• Short problem
Take every line that has the string "text" and copy it out.

Records that describe figures:

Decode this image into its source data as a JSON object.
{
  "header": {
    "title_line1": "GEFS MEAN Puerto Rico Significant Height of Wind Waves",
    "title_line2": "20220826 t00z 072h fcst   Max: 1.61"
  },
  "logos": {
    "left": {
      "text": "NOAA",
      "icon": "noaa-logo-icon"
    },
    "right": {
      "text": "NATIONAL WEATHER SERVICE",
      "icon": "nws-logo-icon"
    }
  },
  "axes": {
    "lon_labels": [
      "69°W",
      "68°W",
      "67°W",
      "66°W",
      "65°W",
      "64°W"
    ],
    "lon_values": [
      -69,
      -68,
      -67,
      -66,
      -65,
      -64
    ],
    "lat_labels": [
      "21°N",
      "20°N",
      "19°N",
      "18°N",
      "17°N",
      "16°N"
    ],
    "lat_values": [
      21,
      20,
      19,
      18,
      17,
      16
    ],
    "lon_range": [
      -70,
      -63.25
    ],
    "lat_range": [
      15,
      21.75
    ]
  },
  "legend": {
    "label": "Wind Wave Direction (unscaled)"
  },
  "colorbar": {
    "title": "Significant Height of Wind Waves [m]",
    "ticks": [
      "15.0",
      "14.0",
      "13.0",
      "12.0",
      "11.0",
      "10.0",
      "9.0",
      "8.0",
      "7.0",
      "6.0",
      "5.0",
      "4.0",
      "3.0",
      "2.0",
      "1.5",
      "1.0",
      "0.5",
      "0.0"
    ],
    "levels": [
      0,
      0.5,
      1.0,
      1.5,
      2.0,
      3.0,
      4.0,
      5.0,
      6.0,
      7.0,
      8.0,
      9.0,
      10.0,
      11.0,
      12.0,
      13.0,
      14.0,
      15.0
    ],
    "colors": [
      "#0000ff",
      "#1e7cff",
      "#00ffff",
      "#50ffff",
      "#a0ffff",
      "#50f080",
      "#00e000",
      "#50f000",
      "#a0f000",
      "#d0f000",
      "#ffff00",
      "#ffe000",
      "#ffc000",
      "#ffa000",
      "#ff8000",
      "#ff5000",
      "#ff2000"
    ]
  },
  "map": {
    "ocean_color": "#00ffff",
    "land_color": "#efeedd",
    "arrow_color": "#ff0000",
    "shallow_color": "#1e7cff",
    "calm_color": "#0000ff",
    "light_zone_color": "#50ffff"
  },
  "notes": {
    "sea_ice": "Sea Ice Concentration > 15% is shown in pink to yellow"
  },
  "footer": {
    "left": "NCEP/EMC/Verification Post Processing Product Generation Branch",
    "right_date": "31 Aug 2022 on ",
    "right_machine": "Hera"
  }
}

--

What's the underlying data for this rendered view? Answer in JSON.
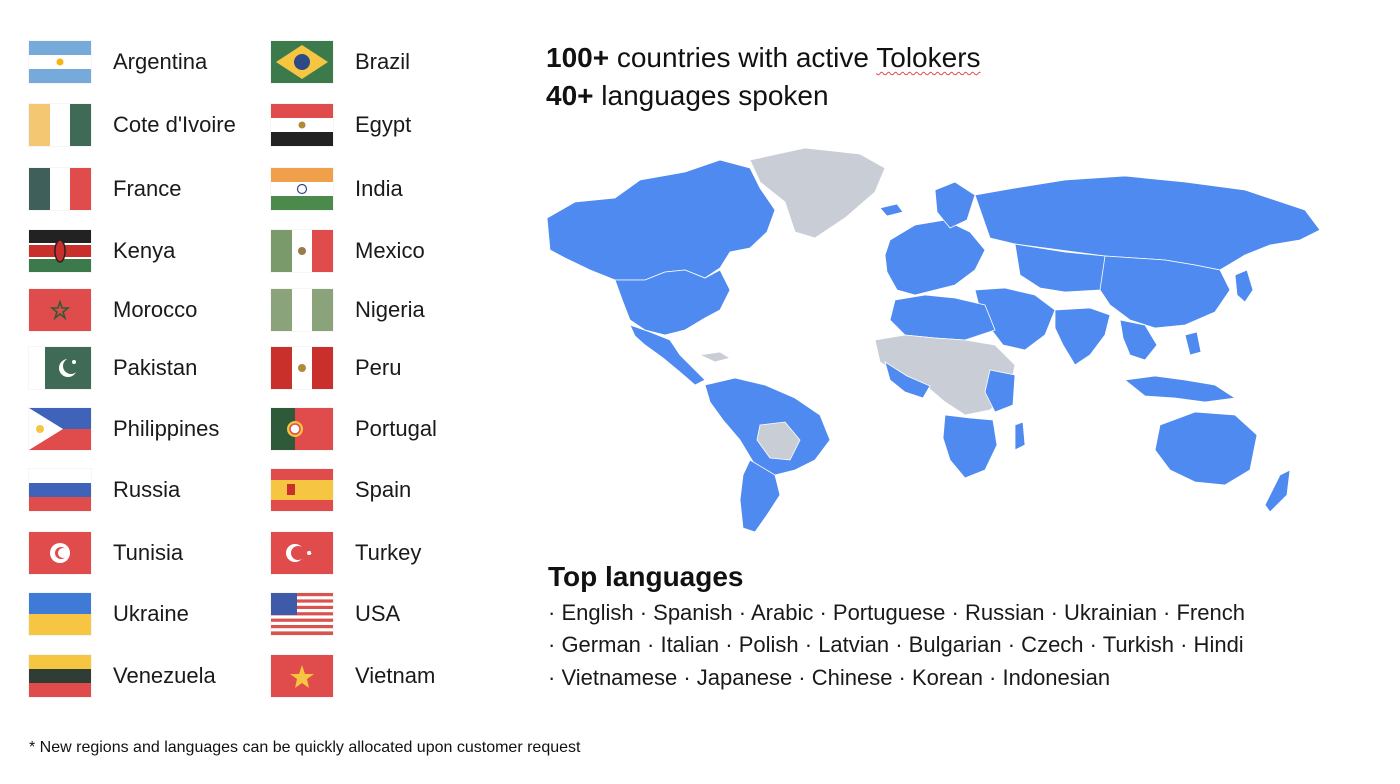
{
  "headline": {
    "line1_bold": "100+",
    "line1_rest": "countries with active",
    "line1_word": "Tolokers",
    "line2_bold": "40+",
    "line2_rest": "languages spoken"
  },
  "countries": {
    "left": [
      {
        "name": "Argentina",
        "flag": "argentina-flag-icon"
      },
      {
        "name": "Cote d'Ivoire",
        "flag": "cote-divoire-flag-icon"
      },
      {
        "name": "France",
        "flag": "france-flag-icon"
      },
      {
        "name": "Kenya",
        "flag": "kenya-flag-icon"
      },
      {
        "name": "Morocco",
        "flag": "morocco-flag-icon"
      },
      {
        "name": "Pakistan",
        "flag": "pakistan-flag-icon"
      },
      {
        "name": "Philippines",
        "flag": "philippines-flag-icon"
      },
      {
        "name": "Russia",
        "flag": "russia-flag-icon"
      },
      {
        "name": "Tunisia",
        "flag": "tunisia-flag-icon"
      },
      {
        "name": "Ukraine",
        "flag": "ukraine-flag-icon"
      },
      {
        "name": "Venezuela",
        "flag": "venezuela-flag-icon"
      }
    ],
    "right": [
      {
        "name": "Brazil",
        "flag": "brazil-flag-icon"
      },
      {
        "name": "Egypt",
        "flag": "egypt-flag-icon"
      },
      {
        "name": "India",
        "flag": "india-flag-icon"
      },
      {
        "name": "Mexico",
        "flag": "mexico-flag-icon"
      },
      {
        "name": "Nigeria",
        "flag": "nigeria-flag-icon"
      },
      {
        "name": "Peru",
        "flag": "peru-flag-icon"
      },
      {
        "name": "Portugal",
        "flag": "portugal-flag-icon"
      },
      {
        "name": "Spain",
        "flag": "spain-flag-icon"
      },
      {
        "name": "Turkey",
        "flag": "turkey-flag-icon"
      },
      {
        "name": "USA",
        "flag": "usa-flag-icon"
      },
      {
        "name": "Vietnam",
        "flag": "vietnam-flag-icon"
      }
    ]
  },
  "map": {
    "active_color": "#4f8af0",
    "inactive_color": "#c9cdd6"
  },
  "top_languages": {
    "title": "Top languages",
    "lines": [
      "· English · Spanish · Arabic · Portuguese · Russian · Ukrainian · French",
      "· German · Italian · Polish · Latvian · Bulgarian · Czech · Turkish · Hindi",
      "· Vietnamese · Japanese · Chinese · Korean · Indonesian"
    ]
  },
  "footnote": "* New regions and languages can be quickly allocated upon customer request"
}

• Correct response
      "text": "NOAA",
      "text": "NATIONAL WEATHER SERVICE",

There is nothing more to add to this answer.